■ EXERCISE TASK:
Skip the pictures and extract all of the lines exactly as written.
-- START --
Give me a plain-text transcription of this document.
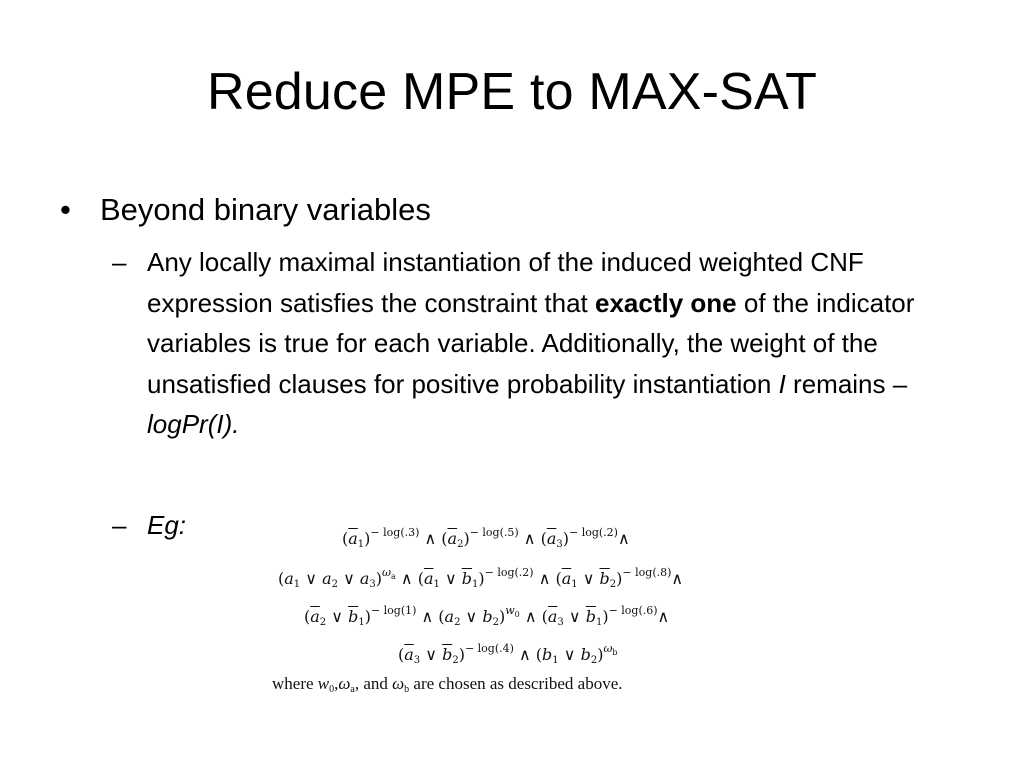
Reduce MPE to MAX-SAT
• Beyond binary variables
– Any locally maximal instantiation of the induced weighted CNF expression satisfies the constraint that exactly one of the indicator variables is true for each variable. Additionally, the weight of the unsatisfied clauses for positive probability instantiation I remains –logPr(I).
– Eg:	$(\overline{a}_1)^{- log(.3)}$ ∧ $(\overline{a}_2)^{- log(.5)}$ ∧ $(\overline{a}_3)^{- log(.2)}\wedge$
($a_1$ ∨ $a_2$ ∨ $a_3)^{\omega_a}$ ∧ ($\overline{a}_1$ ∨ $\overline{b}_1)^{- log(.2)}$ ∧ ($\overline{a}_1$ ∨ $\overline{b}_2)^{- log(.8)}\wedge$
($\overline{a}_2$ ∨ $\overline{b}_1)^{- log(1)}$ ∧ ($a_2$ ∨ $b_2)^{w_0}$ ∧ ($\overline{a}_3$ ∨ $\overline{b}_1)^{- log(.6)}\wedge$
($\overline{a}_3$ ∨ $\overline{b}_2)^{- log(.4)}$ ∧ ($b_1$ ∨ $b_2)^{\omega_b}$
where $w_0,\omega_a$, and $\omega_b$ are chosen as described above.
-- END --
■ WRITTEN SOLUTION:
Give me a plain-text transcription of this document.
Reduce MPE to MAX-SAT
• Beyond binary variables
– Any locally maximal instantiation of the induced weighted CNF expression satisfies the constraint that exactly one of the indicator variables is true for each variable. Additionally, the weight of the unsatisfied clauses for positive probability instantiation I remains –logPr(I).
– Eg:	$(\overline{a}_1)^{- log(.3)}$ ∧ $(\overline{a}_2)^{- log(.5)}$ ∧ $(\overline{a}_3)^{- log(.2)}\wedge$
($a_1$ ∨ $a_2$ ∨ $a_3)^{\omega_a}$ ∧ ($\overline{a}_1$ ∨ $\overline{b}_1)^{- log(.2)}$ ∧ ($\overline{a}_1$ ∨ $\overline{b}_2)^{- log(.8)}\wedge$
($\overline{a}_2$ ∨ $\overline{b}_1)^{- log(1)}$ ∧ ($a_2$ ∨ $b_2)^{w_0}$ ∧ ($\overline{a}_3$ ∨ $\overline{b}_1)^{- log(.6)}\wedge$
($\overline{a}_3$ ∨ $\overline{b}_2)^{- log(.4)}$ ∧ ($b_1$ ∨ $b_2)^{\omega_b}$
where $w_0,\omega_a$, and $\omega_b$ are chosen as described above.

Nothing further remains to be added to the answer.